Every record must be written out once more, with nothing added or omitted.

:: Records that describe figures ::
____

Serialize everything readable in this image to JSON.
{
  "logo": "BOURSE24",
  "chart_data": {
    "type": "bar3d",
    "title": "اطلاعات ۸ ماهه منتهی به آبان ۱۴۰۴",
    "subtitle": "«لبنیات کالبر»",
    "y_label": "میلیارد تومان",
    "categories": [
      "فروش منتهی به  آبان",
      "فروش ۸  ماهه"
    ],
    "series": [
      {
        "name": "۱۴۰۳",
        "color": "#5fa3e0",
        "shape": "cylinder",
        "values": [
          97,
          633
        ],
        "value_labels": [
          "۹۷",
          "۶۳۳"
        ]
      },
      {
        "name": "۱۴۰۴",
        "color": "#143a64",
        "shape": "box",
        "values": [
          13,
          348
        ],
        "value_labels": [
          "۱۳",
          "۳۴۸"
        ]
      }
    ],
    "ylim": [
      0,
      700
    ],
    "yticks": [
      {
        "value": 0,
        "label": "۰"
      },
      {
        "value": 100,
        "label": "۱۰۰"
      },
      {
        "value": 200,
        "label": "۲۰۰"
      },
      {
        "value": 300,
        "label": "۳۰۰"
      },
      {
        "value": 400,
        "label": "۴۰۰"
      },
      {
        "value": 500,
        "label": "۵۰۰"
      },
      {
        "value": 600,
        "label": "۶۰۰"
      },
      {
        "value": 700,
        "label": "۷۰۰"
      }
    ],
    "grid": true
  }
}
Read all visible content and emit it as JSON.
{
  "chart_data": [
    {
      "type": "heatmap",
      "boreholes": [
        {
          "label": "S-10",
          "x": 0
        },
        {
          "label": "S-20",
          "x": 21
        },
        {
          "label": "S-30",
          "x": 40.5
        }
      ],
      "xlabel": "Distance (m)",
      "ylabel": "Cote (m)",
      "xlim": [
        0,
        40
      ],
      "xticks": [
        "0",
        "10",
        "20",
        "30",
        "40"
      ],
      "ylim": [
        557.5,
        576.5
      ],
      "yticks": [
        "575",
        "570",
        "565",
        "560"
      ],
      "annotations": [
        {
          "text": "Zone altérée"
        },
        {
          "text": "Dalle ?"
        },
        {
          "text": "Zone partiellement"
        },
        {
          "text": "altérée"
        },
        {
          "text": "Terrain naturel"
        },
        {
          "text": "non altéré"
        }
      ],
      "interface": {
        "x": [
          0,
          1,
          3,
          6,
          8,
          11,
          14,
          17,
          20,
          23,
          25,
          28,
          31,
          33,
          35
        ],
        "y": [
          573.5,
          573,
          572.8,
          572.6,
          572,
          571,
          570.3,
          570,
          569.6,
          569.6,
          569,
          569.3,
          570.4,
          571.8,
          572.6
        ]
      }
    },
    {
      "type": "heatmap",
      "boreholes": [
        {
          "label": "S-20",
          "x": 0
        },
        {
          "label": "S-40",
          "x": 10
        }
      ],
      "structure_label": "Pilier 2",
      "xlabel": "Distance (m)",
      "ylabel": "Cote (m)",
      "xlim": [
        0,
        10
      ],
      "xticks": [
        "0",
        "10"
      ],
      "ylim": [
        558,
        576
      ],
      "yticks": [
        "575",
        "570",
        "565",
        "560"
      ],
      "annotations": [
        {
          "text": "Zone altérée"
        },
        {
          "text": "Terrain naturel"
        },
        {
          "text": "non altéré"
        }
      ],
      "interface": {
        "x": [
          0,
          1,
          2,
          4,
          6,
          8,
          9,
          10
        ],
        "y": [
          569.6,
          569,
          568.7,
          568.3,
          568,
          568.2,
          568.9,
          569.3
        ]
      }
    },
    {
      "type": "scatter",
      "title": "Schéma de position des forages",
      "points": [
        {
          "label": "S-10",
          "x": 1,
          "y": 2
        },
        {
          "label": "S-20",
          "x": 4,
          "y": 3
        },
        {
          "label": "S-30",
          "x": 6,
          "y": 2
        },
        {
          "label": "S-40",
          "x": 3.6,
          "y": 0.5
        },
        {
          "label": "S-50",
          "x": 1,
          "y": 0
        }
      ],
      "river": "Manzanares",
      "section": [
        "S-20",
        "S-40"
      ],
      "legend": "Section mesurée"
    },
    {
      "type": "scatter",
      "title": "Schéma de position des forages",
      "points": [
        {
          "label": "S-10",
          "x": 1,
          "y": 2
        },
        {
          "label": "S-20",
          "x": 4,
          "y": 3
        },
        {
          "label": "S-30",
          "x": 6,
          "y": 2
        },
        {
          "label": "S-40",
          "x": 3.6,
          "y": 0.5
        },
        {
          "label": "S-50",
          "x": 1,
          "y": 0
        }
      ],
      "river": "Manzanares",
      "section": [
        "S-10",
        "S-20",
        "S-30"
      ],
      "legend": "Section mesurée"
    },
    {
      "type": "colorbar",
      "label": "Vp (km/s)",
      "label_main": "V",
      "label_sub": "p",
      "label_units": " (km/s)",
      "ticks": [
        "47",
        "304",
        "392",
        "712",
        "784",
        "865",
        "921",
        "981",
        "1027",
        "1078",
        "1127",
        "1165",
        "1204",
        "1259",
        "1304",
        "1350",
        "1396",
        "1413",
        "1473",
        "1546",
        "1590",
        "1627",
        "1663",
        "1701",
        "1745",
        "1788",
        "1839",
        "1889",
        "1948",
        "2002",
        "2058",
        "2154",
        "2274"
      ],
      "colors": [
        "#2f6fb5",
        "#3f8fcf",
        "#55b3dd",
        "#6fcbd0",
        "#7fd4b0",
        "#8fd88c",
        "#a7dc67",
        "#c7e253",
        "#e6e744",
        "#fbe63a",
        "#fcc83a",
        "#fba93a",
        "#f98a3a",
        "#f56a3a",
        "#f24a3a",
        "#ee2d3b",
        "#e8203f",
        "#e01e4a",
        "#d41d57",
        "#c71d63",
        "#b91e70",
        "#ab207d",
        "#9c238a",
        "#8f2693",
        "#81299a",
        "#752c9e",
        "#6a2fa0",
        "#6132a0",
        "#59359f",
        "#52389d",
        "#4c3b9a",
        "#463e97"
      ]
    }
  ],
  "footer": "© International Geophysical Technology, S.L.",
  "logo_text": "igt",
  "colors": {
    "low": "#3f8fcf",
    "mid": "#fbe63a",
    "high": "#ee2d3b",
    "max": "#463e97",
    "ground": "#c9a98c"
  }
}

____

:: Result for this task ::
Serialize everything readable in this image to JSON.
{
  "logo": "BOURSE24",
  "chart_data": {
    "type": "bar3d",
    "title": "اطلاعات ۸ ماهه منتهی به آبان ۱۴۰۴",
    "subtitle": "«لبنیات کالبر»",
    "y_label": "میلیارد تومان",
    "categories": [
      "فروش منتهی به  آبان",
      "فروش ۸  ماهه"
    ],
    "series": [
      {
        "name": "۱۴۰۳",
        "color": "#5fa3e0",
        "shape": "cylinder",
        "values": [
          97,
          633
        ],
        "value_labels": [
          "۹۷",
          "۶۳۳"
        ]
      },
      {
        "name": "۱۴۰۴",
        "color": "#143a64",
        "shape": "box",
        "values": [
          13,
          348
        ],
        "value_labels": [
          "۱۳",
          "۳۴۸"
        ]
      }
    ],
    "ylim": [
      0,
      700
    ],
    "yticks": [
      {
        "value": 0,
        "label": "۰"
      },
      {
        "value": 100,
        "label": "۱۰۰"
      },
      {
        "value": 200,
        "label": "۲۰۰"
      },
      {
        "value": 300,
        "label": "۳۰۰"
      },
      {
        "value": 400,
        "label": "۴۰۰"
      },
      {
        "value": 500,
        "label": "۵۰۰"
      },
      {
        "value": 600,
        "label": "۶۰۰"
      },
      {
        "value": 700,
        "label": "۷۰۰"
      }
    ],
    "grid": true
  }
}
Read all visible content and emit it as JSON.
{
  "chart_data": [
    {
      "type": "heatmap",
      "boreholes": [
        {
          "label": "S-10",
          "x": 0
        },
        {
          "label": "S-20",
          "x": 21
        },
        {
          "label": "S-30",
          "x": 40.5
        }
      ],
      "xlabel": "Distance (m)",
      "ylabel": "Cote (m)",
      "xlim": [
        0,
        40
      ],
      "xticks": [
        "0",
        "10",
        "20",
        "30",
        "40"
      ],
      "ylim": [
        557.5,
        576.5
      ],
      "yticks": [
        "575",
        "570",
        "565",
        "560"
      ],
      "annotations": [
        {
          "text": "Zone altérée"
        },
        {
          "text": "Dalle ?"
        },
        {
          "text": "Zone partiellement"
        },
        {
          "text": "altérée"
        },
        {
          "text": "Terrain naturel"
        },
        {
          "text": "non altéré"
        }
      ],
      "interface": {
        "x": [
          0,
          1,
          3,
          6,
          8,
          11,
          14,
          17,
          20,
          23,
          25,
          28,
          31,
          33,
          35
        ],
        "y": [
          573.5,
          573,
          572.8,
          572.6,
          572,
          571,
          570.3,
          570,
          569.6,
          569.6,
          569,
          569.3,
          570.4,
          571.8,
          572.6
        ]
      }
    },
    {
      "type": "heatmap",
      "boreholes": [
        {
          "label": "S-20",
          "x": 0
        },
        {
          "label": "S-40",
          "x": 10
        }
      ],
      "structure_label": "Pilier 2",
      "xlabel": "Distance (m)",
      "ylabel": "Cote (m)",
      "xlim": [
        0,
        10
      ],
      "xticks": [
        "0",
        "10"
      ],
      "ylim": [
        558,
        576
      ],
      "yticks": [
        "575",
        "570",
        "565",
        "560"
      ],
      "annotations": [
        {
          "text": "Zone altérée"
        },
        {
          "text": "Terrain naturel"
        },
        {
          "text": "non altéré"
        }
      ],
      "interface": {
        "x": [
          0,
          1,
          2,
          4,
          6,
          8,
          9,
          10
        ],
        "y": [
          569.6,
          569,
          568.7,
          568.3,
          568,
          568.2,
          568.9,
          569.3
        ]
      }
    },
    {
      "type": "scatter",
      "title": "Schéma de position des forages",
      "points": [
        {
          "label": "S-10",
          "x": 1,
          "y": 2
        },
        {
          "label": "S-20",
          "x": 4,
          "y": 3
        },
        {
          "label": "S-30",
          "x": 6,
          "y": 2
        },
        {
          "label": "S-40",
          "x": 3.6,
          "y": 0.5
        },
        {
          "label": "S-50",
          "x": 1,
          "y": 0
        }
      ],
      "river": "Manzanares",
      "section": [
        "S-20",
        "S-40"
      ],
      "legend": "Section mesurée"
    },
    {
      "type": "scatter",
      "title": "Schéma de position des forages",
      "points": [
        {
          "label": "S-10",
          "x": 1,
          "y": 2
        },
        {
          "label": "S-20",
          "x": 4,
          "y": 3
        },
        {
          "label": "S-30",
          "x": 6,
          "y": 2
        },
        {
          "label": "S-40",
          "x": 3.6,
          "y": 0.5
        },
        {
          "label": "S-50",
          "x": 1,
          "y": 0
        }
      ],
      "river": "Manzanares",
      "section": [
        "S-10",
        "S-20",
        "S-30"
      ],
      "legend": "Section mesurée"
    },
    {
      "type": "colorbar",
      "label": "Vp (km/s)",
      "label_main": "V",
      "label_sub": "p",
      "label_units": " (km/s)",
      "ticks": [
        "47",
        "304",
        "392",
        "712",
        "784",
        "865",
        "921",
        "981",
        "1027",
        "1078",
        "1127",
        "1165",
        "1204",
        "1259",
        "1304",
        "1350",
        "1396",
        "1413",
        "1473",
        "1546",
        "1590",
        "1627",
        "1663",
        "1701",
        "1745",
        "1788",
        "1839",
        "1889",
        "1948",
        "2002",
        "2058",
        "2154",
        "2274"
      ],
      "colors": [
        "#2f6fb5",
        "#3f8fcf",
        "#55b3dd",
        "#6fcbd0",
        "#7fd4b0",
        "#8fd88c",
        "#a7dc67",
        "#c7e253",
        "#e6e744",
        "#fbe63a",
        "#fcc83a",
        "#fba93a",
        "#f98a3a",
        "#f56a3a",
        "#f24a3a",
        "#ee2d3b",
        "#e8203f",
        "#e01e4a",
        "#d41d57",
        "#c71d63",
        "#b91e70",
        "#ab207d",
        "#9c238a",
        "#8f2693",
        "#81299a",
        "#752c9e",
        "#6a2fa0",
        "#6132a0",
        "#59359f",
        "#52389d",
        "#4c3b9a",
        "#463e97"
      ]
    }
  ],
  "footer": "© International Geophysical Technology, S.L.",
  "logo_text": "igt",
  "colors": {
    "low": "#3f8fcf",
    "mid": "#fbe63a",
    "high": "#ee2d3b",
    "max": "#463e97",
    "ground": "#c9a98c"
  }
}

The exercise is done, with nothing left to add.